DATA IN THIS EXERCISE.
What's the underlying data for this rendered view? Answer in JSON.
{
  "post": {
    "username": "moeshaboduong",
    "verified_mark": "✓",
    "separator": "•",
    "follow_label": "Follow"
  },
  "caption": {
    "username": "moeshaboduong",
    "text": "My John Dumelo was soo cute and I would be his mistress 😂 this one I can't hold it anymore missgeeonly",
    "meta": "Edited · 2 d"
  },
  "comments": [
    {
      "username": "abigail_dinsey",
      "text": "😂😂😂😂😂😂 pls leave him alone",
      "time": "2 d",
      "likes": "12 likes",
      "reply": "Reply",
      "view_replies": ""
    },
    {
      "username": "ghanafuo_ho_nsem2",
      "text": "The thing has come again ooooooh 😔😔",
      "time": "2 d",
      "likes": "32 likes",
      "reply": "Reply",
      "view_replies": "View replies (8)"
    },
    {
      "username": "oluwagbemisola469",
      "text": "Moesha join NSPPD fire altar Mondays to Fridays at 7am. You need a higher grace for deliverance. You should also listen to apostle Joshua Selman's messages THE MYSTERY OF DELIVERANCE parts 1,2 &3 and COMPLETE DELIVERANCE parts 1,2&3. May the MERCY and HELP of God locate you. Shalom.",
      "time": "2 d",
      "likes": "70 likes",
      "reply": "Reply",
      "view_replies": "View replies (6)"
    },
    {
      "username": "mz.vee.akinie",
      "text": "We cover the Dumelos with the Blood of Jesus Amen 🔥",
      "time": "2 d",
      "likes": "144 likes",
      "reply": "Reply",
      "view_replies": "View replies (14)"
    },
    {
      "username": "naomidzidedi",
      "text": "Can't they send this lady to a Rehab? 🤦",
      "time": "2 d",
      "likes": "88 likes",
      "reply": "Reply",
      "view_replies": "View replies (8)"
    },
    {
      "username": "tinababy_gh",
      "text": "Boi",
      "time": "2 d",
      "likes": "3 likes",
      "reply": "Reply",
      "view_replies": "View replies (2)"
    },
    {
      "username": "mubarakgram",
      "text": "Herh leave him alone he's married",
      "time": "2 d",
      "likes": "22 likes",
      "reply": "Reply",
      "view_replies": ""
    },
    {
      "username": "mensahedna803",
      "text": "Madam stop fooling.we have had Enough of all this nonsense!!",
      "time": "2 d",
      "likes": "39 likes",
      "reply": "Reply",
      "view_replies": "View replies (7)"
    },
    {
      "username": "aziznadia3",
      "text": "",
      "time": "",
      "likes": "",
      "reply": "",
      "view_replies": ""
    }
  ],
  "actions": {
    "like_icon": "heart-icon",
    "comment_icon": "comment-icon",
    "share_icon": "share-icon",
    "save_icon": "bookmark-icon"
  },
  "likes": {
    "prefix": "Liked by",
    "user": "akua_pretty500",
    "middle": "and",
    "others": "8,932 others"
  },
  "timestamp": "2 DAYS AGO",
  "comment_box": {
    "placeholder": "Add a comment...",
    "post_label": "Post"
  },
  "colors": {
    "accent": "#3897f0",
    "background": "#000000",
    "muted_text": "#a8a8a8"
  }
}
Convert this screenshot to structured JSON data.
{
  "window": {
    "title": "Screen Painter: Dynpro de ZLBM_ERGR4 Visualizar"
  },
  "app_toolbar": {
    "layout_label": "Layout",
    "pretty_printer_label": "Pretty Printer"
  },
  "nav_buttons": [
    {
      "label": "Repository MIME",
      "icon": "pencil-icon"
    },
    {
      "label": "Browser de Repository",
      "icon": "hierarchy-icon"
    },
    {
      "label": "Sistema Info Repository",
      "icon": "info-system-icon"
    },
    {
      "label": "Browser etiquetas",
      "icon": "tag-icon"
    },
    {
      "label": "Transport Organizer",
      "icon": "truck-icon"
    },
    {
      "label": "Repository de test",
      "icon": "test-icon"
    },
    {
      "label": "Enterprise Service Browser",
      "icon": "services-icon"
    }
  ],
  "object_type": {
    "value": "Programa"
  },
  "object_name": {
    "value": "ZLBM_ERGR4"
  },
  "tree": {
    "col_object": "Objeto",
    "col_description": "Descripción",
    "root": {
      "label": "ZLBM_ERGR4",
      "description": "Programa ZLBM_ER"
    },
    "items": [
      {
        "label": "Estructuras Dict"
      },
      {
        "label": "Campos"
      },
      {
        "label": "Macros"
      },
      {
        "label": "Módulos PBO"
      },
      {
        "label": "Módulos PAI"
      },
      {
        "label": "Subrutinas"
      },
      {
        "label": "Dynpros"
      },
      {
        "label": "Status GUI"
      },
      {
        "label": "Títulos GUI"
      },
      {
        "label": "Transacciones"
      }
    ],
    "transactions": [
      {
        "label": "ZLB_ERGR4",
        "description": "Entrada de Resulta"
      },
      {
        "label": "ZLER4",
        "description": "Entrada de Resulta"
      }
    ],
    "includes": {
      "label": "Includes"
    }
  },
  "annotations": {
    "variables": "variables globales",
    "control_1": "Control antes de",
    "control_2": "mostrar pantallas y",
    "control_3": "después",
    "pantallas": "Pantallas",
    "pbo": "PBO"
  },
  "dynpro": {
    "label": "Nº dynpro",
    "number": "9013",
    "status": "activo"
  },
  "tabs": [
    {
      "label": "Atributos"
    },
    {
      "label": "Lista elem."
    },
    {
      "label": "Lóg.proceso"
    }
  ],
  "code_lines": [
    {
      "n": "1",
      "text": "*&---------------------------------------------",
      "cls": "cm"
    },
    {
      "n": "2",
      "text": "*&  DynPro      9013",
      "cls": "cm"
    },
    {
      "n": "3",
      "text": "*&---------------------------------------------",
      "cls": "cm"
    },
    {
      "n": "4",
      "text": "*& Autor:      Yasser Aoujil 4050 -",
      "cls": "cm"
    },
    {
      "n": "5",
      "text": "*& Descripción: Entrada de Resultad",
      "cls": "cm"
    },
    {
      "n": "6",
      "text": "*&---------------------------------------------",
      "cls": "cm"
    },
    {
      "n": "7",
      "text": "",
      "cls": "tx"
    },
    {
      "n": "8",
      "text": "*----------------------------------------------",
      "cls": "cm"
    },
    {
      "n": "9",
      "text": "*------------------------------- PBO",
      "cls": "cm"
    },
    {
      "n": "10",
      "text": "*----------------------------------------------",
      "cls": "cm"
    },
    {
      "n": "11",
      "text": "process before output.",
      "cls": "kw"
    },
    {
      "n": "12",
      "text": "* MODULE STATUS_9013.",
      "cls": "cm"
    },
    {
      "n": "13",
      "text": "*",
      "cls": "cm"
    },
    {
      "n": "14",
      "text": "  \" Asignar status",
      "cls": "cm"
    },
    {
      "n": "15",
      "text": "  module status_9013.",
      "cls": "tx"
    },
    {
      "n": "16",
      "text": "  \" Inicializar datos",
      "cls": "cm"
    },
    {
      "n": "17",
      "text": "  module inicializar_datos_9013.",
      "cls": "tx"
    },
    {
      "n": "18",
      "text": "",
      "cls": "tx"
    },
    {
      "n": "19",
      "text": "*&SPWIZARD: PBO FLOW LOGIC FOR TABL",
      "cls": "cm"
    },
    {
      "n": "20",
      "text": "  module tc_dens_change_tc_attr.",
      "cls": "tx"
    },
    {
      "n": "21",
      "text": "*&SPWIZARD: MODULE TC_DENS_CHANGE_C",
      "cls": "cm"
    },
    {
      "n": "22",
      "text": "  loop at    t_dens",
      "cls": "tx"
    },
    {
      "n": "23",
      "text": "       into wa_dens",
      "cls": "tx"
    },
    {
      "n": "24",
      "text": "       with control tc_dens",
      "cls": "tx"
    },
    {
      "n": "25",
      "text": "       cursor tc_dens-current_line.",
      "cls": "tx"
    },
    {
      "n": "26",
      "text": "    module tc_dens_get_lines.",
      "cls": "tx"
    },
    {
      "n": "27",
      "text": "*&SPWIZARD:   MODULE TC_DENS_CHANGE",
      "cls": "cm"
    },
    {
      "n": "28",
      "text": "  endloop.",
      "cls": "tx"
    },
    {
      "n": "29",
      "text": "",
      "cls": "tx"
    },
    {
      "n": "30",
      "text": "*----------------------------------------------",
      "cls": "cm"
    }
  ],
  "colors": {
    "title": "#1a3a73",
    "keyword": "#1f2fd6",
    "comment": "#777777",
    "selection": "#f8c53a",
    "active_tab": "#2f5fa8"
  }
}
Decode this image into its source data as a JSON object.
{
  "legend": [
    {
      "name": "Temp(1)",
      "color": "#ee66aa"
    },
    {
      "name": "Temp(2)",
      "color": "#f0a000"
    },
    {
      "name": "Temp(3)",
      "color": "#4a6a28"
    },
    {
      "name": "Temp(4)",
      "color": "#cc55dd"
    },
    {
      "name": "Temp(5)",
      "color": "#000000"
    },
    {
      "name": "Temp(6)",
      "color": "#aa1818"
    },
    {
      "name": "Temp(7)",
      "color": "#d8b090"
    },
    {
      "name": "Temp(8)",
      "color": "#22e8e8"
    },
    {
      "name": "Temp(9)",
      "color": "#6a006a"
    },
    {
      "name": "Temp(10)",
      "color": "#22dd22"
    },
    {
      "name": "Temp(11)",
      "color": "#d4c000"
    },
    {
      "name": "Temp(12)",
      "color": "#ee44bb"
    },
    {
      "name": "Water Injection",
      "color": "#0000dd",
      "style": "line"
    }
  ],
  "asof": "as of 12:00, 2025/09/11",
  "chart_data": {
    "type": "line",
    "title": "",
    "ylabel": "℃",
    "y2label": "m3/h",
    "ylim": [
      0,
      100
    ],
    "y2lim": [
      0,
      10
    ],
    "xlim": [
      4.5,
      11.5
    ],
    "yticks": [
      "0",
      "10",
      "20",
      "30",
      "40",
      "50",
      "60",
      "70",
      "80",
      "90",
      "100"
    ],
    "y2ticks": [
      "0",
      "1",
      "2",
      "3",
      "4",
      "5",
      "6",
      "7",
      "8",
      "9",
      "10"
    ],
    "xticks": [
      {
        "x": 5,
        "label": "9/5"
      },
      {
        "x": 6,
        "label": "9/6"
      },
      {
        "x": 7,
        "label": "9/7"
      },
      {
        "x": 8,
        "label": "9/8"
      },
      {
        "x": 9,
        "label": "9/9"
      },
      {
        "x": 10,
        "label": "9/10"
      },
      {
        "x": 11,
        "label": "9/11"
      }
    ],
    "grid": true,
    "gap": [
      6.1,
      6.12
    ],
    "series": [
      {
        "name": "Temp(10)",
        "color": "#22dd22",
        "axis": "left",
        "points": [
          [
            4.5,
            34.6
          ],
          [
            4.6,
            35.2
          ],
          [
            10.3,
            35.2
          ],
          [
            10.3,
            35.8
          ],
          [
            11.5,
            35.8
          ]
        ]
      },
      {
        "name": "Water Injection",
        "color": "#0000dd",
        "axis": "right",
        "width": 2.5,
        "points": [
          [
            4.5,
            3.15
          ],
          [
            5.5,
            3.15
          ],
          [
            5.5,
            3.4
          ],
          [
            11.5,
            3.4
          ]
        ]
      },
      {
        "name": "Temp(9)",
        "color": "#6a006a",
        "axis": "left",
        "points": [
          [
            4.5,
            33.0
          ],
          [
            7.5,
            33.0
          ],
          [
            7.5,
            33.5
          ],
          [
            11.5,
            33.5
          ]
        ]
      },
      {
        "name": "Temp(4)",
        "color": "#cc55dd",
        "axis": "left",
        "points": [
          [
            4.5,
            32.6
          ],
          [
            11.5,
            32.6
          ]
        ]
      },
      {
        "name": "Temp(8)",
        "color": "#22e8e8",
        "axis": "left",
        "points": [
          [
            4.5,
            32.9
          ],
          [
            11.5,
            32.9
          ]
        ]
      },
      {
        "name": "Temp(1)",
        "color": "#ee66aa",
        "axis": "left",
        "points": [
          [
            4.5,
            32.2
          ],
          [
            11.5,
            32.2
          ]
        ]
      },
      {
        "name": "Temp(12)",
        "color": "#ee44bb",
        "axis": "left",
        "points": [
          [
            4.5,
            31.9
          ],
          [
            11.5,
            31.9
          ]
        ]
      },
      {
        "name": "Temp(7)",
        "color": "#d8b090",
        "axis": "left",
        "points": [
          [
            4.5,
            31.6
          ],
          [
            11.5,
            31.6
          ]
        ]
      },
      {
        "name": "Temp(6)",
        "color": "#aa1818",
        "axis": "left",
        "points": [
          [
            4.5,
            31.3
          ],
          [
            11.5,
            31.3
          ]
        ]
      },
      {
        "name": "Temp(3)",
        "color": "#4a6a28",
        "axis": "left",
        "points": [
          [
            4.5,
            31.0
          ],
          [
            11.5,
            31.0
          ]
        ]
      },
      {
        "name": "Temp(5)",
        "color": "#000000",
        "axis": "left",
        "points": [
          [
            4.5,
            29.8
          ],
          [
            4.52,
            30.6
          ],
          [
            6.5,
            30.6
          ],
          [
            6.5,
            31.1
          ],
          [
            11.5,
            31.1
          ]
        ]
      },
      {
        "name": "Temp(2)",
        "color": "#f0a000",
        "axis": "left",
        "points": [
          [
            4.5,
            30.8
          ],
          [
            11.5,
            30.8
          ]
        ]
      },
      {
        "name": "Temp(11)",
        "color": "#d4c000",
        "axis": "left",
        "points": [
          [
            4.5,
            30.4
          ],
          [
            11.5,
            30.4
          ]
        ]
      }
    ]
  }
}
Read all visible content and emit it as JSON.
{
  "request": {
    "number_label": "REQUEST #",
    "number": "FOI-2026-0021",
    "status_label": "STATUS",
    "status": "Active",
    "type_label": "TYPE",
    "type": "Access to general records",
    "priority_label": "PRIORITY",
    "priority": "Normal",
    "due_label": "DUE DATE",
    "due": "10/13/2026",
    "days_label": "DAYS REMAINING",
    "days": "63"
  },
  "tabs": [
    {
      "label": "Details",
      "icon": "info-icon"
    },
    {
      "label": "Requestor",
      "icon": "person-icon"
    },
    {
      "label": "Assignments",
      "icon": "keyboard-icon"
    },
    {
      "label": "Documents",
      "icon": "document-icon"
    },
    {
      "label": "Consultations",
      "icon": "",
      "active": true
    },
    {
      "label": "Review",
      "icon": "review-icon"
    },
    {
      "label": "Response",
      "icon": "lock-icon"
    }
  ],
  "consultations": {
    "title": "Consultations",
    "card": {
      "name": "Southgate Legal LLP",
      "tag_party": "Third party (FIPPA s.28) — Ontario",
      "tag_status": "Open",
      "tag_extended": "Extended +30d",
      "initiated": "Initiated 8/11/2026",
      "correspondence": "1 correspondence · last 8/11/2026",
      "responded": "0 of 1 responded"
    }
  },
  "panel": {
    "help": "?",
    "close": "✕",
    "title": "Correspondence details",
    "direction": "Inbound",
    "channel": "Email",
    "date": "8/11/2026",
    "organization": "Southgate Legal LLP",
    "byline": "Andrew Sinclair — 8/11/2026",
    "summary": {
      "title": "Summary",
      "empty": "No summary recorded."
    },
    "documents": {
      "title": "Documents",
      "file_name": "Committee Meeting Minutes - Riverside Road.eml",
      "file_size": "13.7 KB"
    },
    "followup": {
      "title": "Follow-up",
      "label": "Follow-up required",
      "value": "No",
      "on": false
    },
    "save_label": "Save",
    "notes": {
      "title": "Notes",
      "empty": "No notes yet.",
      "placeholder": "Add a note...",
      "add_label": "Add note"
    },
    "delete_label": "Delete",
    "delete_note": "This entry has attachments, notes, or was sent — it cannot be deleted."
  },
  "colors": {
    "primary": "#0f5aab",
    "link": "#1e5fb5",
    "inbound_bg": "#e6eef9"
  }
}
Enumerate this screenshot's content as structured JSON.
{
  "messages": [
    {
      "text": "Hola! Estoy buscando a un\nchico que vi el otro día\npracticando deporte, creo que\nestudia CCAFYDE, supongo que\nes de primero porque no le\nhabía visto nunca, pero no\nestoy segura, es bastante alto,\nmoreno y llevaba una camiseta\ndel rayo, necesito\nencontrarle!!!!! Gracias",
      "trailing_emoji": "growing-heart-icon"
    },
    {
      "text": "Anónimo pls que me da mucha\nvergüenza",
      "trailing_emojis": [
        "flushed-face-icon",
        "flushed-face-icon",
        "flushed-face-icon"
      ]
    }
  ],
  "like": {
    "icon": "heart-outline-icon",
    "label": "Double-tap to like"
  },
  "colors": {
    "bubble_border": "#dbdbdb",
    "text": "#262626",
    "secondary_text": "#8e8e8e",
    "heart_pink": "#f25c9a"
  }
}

DESCRIPTION OF THE TASK.
How many lines in the records above contain the word "Southgate"? Reply with the number alone.

ANSWER TO THE TASK.
2